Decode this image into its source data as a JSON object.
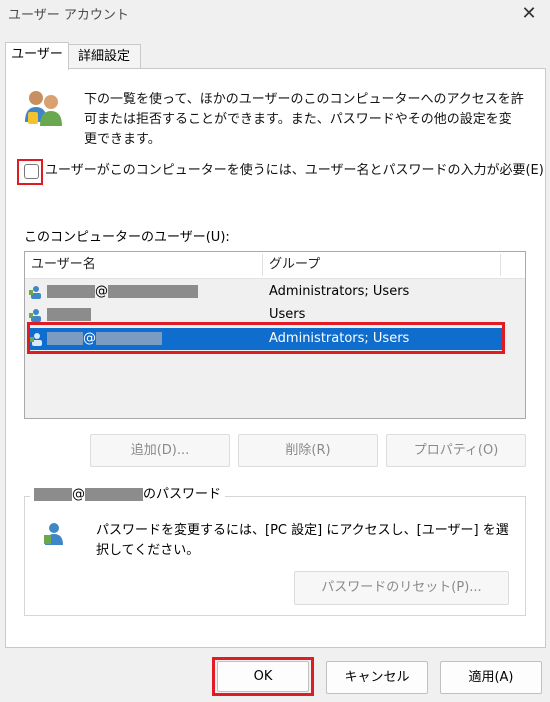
{
  "window": {
    "title": "ユーザー アカウント",
    "close_glyph": "✕"
  },
  "tabs": [
    {
      "label": "ユーザー",
      "active": true
    },
    {
      "label": "詳細設定",
      "active": false
    }
  ],
  "description": "下の一覧を使って、ほかのユーザーのこのコンピューターへのアクセスを許可または拒否することができます。また、パスワードやその他の設定を変更できます。",
  "require_login": {
    "label": "ユーザーがこのコンピューターを使うには、ユーザー名とパスワードの入力が必要(E)",
    "checked": false
  },
  "users": {
    "label": "このコンピューターのユーザー(U):",
    "columns": [
      "ユーザー名",
      "グループ"
    ],
    "rows": [
      {
        "at": "@",
        "group": "Administrators; Users",
        "selected": false
      },
      {
        "at": "",
        "group": "Users",
        "selected": false
      },
      {
        "at": "@",
        "group": "Administrators; Users",
        "selected": true
      }
    ]
  },
  "buttons": {
    "add": "追加(D)...",
    "remove": "削除(R)",
    "properties": "プロパティ(O)"
  },
  "password_group": {
    "at": "@",
    "title_suffix": "のパスワード",
    "text": "パスワードを変更するには、[PC 設定] にアクセスし、[ユーザー] を選択してください。",
    "reset": "パスワードのリセット(P)..."
  },
  "footer": {
    "ok": "OK",
    "cancel": "キャンセル",
    "apply": "適用(A)"
  },
  "colors": {
    "highlight": "#0f6dce",
    "annotation": "#e01b24"
  }
}
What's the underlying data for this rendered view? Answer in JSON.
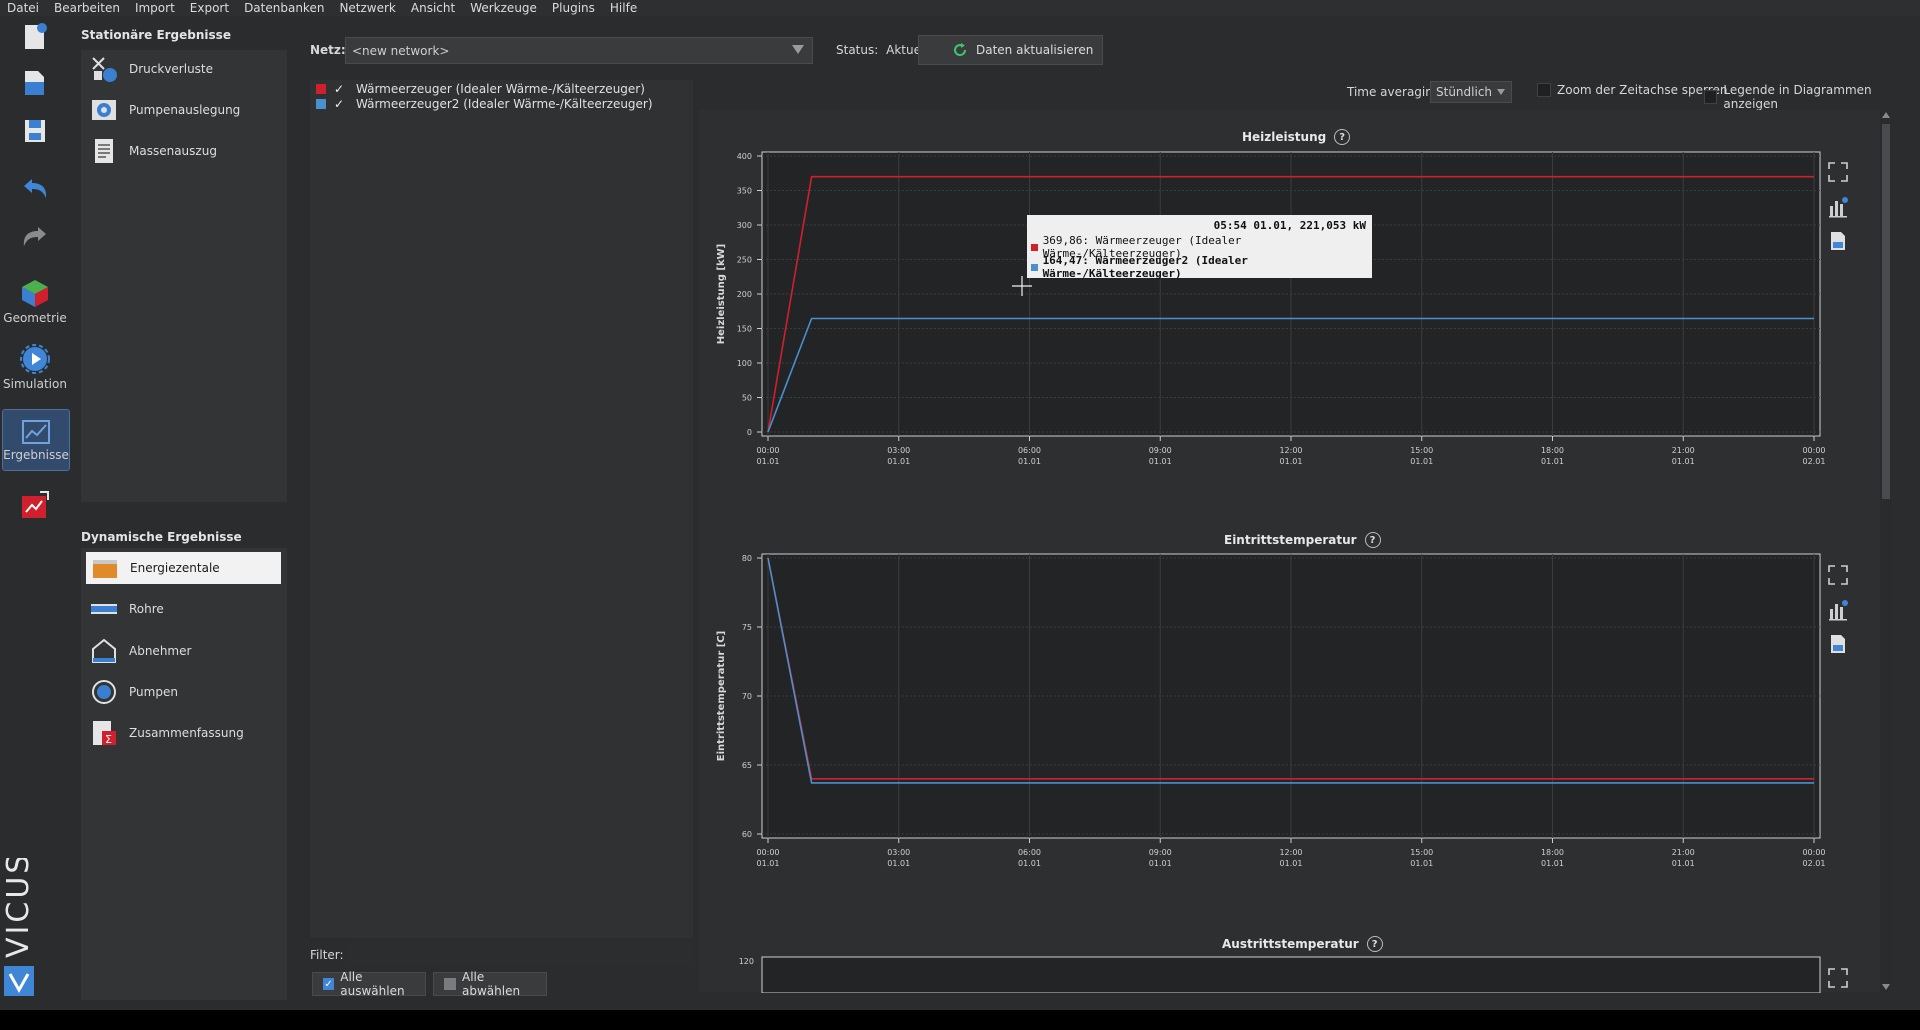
{
  "menu": [
    "Datei",
    "Bearbeiten",
    "Import",
    "Export",
    "Datenbanken",
    "Netzwerk",
    "Ansicht",
    "Werkzeuge",
    "Plugins",
    "Hilfe"
  ],
  "rail": {
    "geometry_label": "Geometrie",
    "simulation_label": "Simulation",
    "results_label": "Ergebnisse",
    "logo_text": "VICUS"
  },
  "stationary": {
    "title": "Stationäre Ergebnisse",
    "items": [
      "Druckverluste",
      "Pumpenauslegung",
      "Massenauszug"
    ]
  },
  "dynamic": {
    "title": "Dynamische Ergebnisse",
    "items": [
      "Energiezentale",
      "Rohre",
      "Abnehmer",
      "Pumpen",
      "Zusammenfassung"
    ],
    "selected": "Energiezentale"
  },
  "topbar": {
    "network_label": "Netz:",
    "network_value": "<new network>",
    "status_label": "Status:",
    "status_value": "Aktuell",
    "refresh_label": "Daten aktualisieren"
  },
  "series_list": [
    {
      "name": "Wärmeerzeuger (Idealer Wärme-/Kälteerzeuger)",
      "color": "#d0202e",
      "checked": true
    },
    {
      "name": "Wärmeerzeuger2 (Idealer Wärme-/Kälteerzeuger)",
      "color": "#4a8fd0",
      "checked": true
    }
  ],
  "filter_label": "Filter:",
  "select_all": "Alle auswählen",
  "deselect_all": "Alle abwählen",
  "options": {
    "time_averaging_label": "Time averaging",
    "time_averaging_value": "Stündlich",
    "lock_zoom_label": "Zoom der Zeitachse sperren",
    "show_legend_label": "Legende in Diagrammen anzeigen"
  },
  "tooltip": {
    "header": "05:54 01.01, 221,053 kW",
    "line1": "369,86: Wärmeerzeuger (Idealer Wärme-/Kälteerzeuger)",
    "line2": "164,47: Wärmeerzeuger2 (Idealer Wärme-/Kälteerzeuger)"
  },
  "x_ticks": [
    {
      "t": "00:00",
      "d": "01.01"
    },
    {
      "t": "03:00",
      "d": "01.01"
    },
    {
      "t": "06:00",
      "d": "01.01"
    },
    {
      "t": "09:00",
      "d": "01.01"
    },
    {
      "t": "12:00",
      "d": "01.01"
    },
    {
      "t": "15:00",
      "d": "01.01"
    },
    {
      "t": "18:00",
      "d": "01.01"
    },
    {
      "t": "21:00",
      "d": "01.01"
    },
    {
      "t": "00:00",
      "d": "02.01"
    }
  ],
  "chart_data": [
    {
      "type": "line",
      "title": "Heizleistung",
      "ylabel": "Heizleistung [kW]",
      "xlim": [
        0,
        24
      ],
      "ylim": [
        0,
        400
      ],
      "yticks": [
        0,
        50,
        100,
        150,
        200,
        250,
        300,
        350,
        400
      ],
      "series": [
        {
          "color": "#d0202e",
          "x": [
            0,
            1,
            24
          ],
          "y": [
            0,
            370,
            370
          ]
        },
        {
          "color": "#4a8fd0",
          "x": [
            0,
            1,
            24
          ],
          "y": [
            0,
            164.5,
            164.5
          ]
        }
      ]
    },
    {
      "type": "line",
      "title": "Eintrittstemperatur",
      "ylabel": "Eintrittstemperatur [C]",
      "xlim": [
        0,
        24
      ],
      "ylim": [
        60,
        80
      ],
      "yticks": [
        60,
        65,
        70,
        75,
        80
      ],
      "series": [
        {
          "color": "#d0202e",
          "x": [
            0,
            1,
            24
          ],
          "y": [
            80,
            64.0,
            64.0
          ]
        },
        {
          "color": "#4a8fd0",
          "x": [
            0,
            1,
            24
          ],
          "y": [
            80,
            63.7,
            63.7
          ]
        }
      ]
    },
    {
      "type": "line",
      "title": "Austrittstemperatur",
      "ylabel": "",
      "yticks": [
        120
      ]
    }
  ]
}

- - - - - - -

**INSTRUCTIONS FOR THE TASK**
Copy each line holding the word "Kälteerzeuger" from the listing above.

**THE SOLUTION**
      "name": "Wärmeerzeuger (Idealer Wärme-/Kälteerzeuger)",
      "name": "Wärmeerzeuger2 (Idealer Wärme-/Kälteerzeuger)",
    "line1": "369,86: Wärmeerzeuger (Idealer Wärme-/Kälteerzeuger)",
    "line2": "164,47: Wärmeerzeuger2 (Idealer Wärme-/Kälteerzeuger)"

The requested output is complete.